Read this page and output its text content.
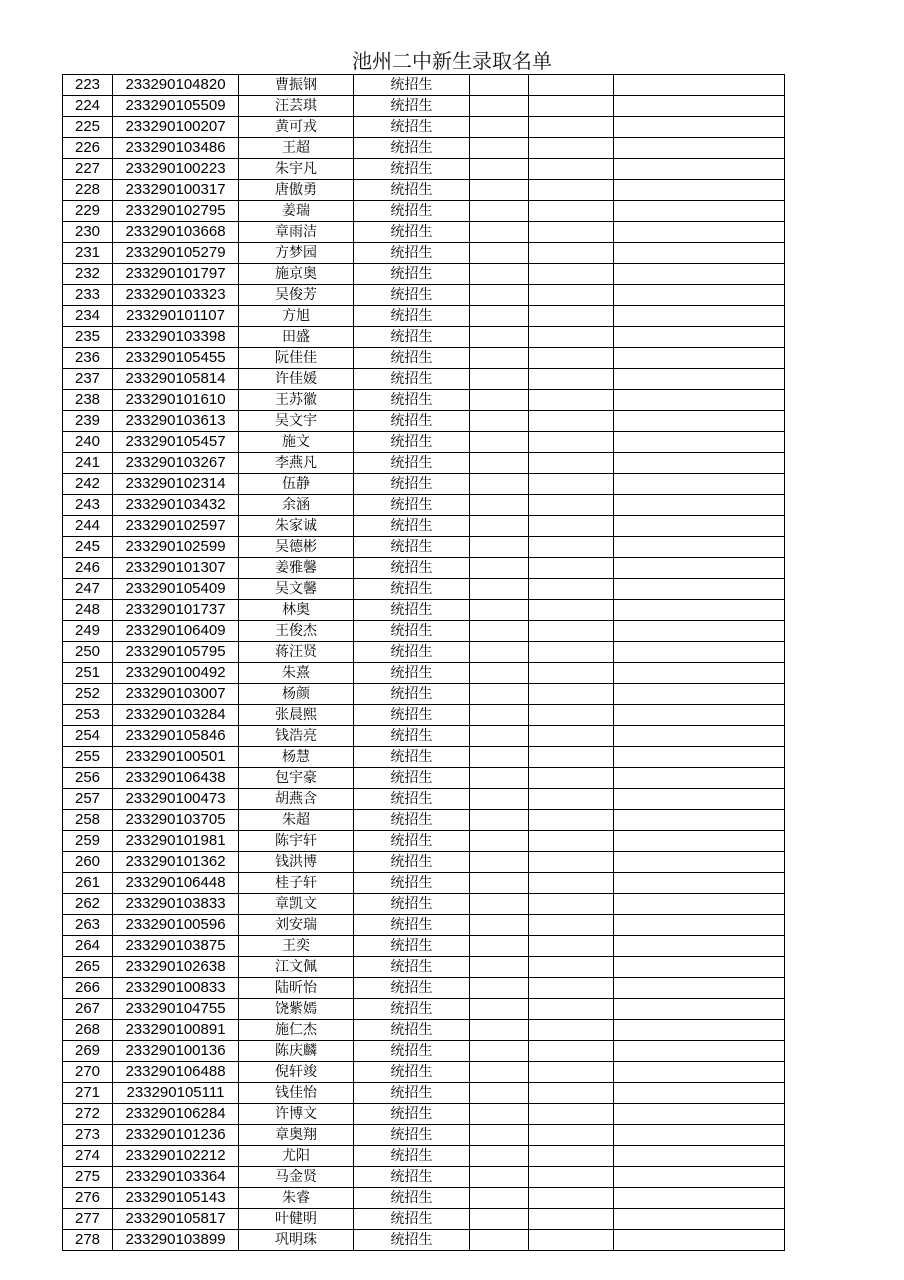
池州二中新生录取名单
223	233290104820	曹振钢	统招生			
224	233290105509	汪芸琪	统招生			
225	233290100207	黄可戎	统招生			
226	233290103486	王超	统招生			
227	233290100223	朱宇凡	统招生			
228	233290100317	唐傲勇	统招生			
229	233290102795	姜瑞	统招生			
230	233290103668	章雨洁	统招生			
231	233290105279	方梦园	统招生			
232	233290101797	施京奥	统招生			
233	233290103323	吴俊芳	统招生			
234	233290101107	方旭	统招生			
235	233290103398	田盛	统招生			
236	233290105455	阮佳佳	统招生			
237	233290105814	许佳媛	统招生			
238	233290101610	王苏徽	统招生			
239	233290103613	吴文宇	统招生			
240	233290105457	施文	统招生			
241	233290103267	李燕凡	统招生			
242	233290102314	伍静	统招生			
243	233290103432	余涵	统招生			
244	233290102597	朱家诚	统招生			
245	233290102599	吴德彬	统招生			
246	233290101307	姜雅馨	统招生			
247	233290105409	吴文馨	统招生			
248	233290101737	林奥	统招生			
249	233290106409	王俊杰	统招生			
250	233290105795	蒋汪贤	统招生			
251	233290100492	朱熹	统招生			
252	233290103007	杨颜	统招生			
253	233290103284	张晨熙	统招生			
254	233290105846	钱浩亮	统招生			
255	233290100501	杨慧	统招生			
256	233290106438	包宇豪	统招生			
257	233290100473	胡燕含	统招生			
258	233290103705	朱超	统招生			
259	233290101981	陈宇轩	统招生			
260	233290101362	钱洪博	统招生			
261	233290106448	桂子轩	统招生			
262	233290103833	章凯文	统招生			
263	233290100596	刘安瑞	统招生			
264	233290103875	王奕	统招生			
265	233290102638	江文佩	统招生			
266	233290100833	陆昕怡	统招生			
267	233290104755	饶紫嫣	统招生			
268	233290100891	施仁杰	统招生			
269	233290100136	陈庆麟	统招生			
270	233290106488	倪轩竣	统招生			
271	233290105111	钱佳怡	统招生			
272	233290106284	许博文	统招生			
273	233290101236	章奥翔	统招生			
274	233290102212	尤阳	统招生			
275	233290103364	马金贤	统招生			
276	233290105143	朱睿	统招生			
277	233290105817	叶健明	统招生			
278	233290103899	巩明珠	统招生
______
Written exercise: Repeat the material above in full and exactly, apart from the pictures.

Problem solution:
Read this page and output its text content.
池州二中新生录取名单
223	233290104820	曹振钢	统招生			
224	233290105509	汪芸琪	统招生			
225	233290100207	黄可戎	统招生			
226	233290103486	王超	统招生			
227	233290100223	朱宇凡	统招生			
228	233290100317	唐傲勇	统招生			
229	233290102795	姜瑞	统招生			
230	233290103668	章雨洁	统招生			
231	233290105279	方梦园	统招生			
232	233290101797	施京奥	统招生			
233	233290103323	吴俊芳	统招生			
234	233290101107	方旭	统招生			
235	233290103398	田盛	统招生			
236	233290105455	阮佳佳	统招生			
237	233290105814	许佳媛	统招生			
238	233290101610	王苏徽	统招生			
239	233290103613	吴文宇	统招生			
240	233290105457	施文	统招生			
241	233290103267	李燕凡	统招生			
242	233290102314	伍静	统招生			
243	233290103432	余涵	统招生			
244	233290102597	朱家诚	统招生			
245	233290102599	吴德彬	统招生			
246	233290101307	姜雅馨	统招生			
247	233290105409	吴文馨	统招生			
248	233290101737	林奥	统招生			
249	233290106409	王俊杰	统招生			
250	233290105795	蒋汪贤	统招生			
251	233290100492	朱熹	统招生			
252	233290103007	杨颜	统招生			
253	233290103284	张晨熙	统招生			
254	233290105846	钱浩亮	统招生			
255	233290100501	杨慧	统招生			
256	233290106438	包宇豪	统招生			
257	233290100473	胡燕含	统招生			
258	233290103705	朱超	统招生			
259	233290101981	陈宇轩	统招生			
260	233290101362	钱洪博	统招生			
261	233290106448	桂子轩	统招生			
262	233290103833	章凯文	统招生			
263	233290100596	刘安瑞	统招生			
264	233290103875	王奕	统招生			
265	233290102638	江文佩	统招生			
266	233290100833	陆昕怡	统招生			
267	233290104755	饶紫嫣	统招生			
268	233290100891	施仁杰	统招生			
269	233290100136	陈庆麟	统招生			
270	233290106488	倪轩竣	统招生			
271	233290105111	钱佳怡	统招生			
272	233290106284	许博文	统招生			
273	233290101236	章奥翔	统招生			
274	233290102212	尤阳	统招生			
275	233290103364	马金贤	统招生			
276	233290105143	朱睿	统招生			
277	233290105817	叶健明	统招生			
278	233290103899	巩明珠	统招生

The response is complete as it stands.